Start of DATA FOR THE TASK
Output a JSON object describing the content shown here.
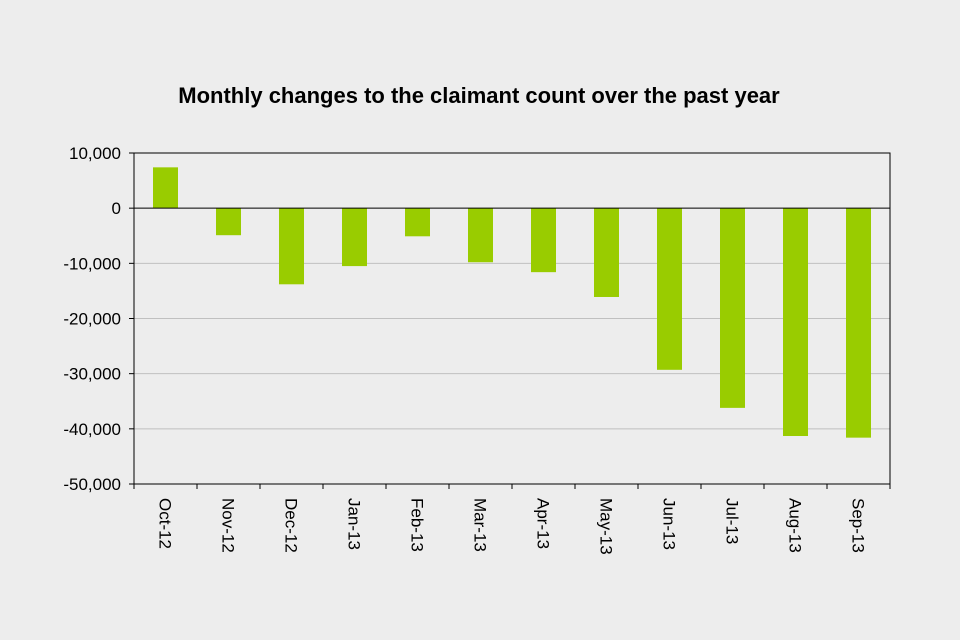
{
  "chart_data": {
    "type": "bar",
    "title": "Monthly changes to the claimant count over the past year",
    "xlabel": "",
    "ylabel": "",
    "categories": [
      "Oct-12",
      "Nov-12",
      "Dec-12",
      "Jan-13",
      "Feb-13",
      "Mar-13",
      "Apr-13",
      "May-13",
      "Jun-13",
      "Jul-13",
      "Aug-13",
      "Sep-13"
    ],
    "values": [
      7400,
      -4900,
      -13800,
      -10500,
      -5100,
      -9800,
      -11600,
      -16100,
      -29300,
      -36200,
      -41300,
      -41600
    ],
    "ylim": [
      -50000,
      10000
    ],
    "yticks": [
      10000,
      0,
      -10000,
      -20000,
      -30000,
      -40000,
      -50000
    ],
    "ytick_labels": [
      "10,000",
      "0",
      "-10,000",
      "-20,000",
      "-30,000",
      "-40,000",
      "-50,000"
    ],
    "grid": true,
    "bar_color": "#99cc00",
    "background_color": "#ededed",
    "gridline_color": "#c0c0c0",
    "axis_color": "#000000"
  }
}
End of DATA FOR THE TASK
WHAT TO WORK ON:
Using the material above, set down every line exactly, but skip the pictures.

WORKED ANSWER:
Output a JSON object describing the content shown here.
{
  "chart_data": {
    "type": "bar",
    "title": "Monthly changes to the claimant count over the past year",
    "xlabel": "",
    "ylabel": "",
    "categories": [
      "Oct-12",
      "Nov-12",
      "Dec-12",
      "Jan-13",
      "Feb-13",
      "Mar-13",
      "Apr-13",
      "May-13",
      "Jun-13",
      "Jul-13",
      "Aug-13",
      "Sep-13"
    ],
    "values": [
      7400,
      -4900,
      -13800,
      -10500,
      -5100,
      -9800,
      -11600,
      -16100,
      -29300,
      -36200,
      -41300,
      -41600
    ],
    "ylim": [
      -50000,
      10000
    ],
    "yticks": [
      10000,
      0,
      -10000,
      -20000,
      -30000,
      -40000,
      -50000
    ],
    "ytick_labels": [
      "10,000",
      "0",
      "-10,000",
      "-20,000",
      "-30,000",
      "-40,000",
      "-50,000"
    ],
    "grid": true,
    "bar_color": "#99cc00",
    "background_color": "#ededed",
    "gridline_color": "#c0c0c0",
    "axis_color": "#000000"
  }
}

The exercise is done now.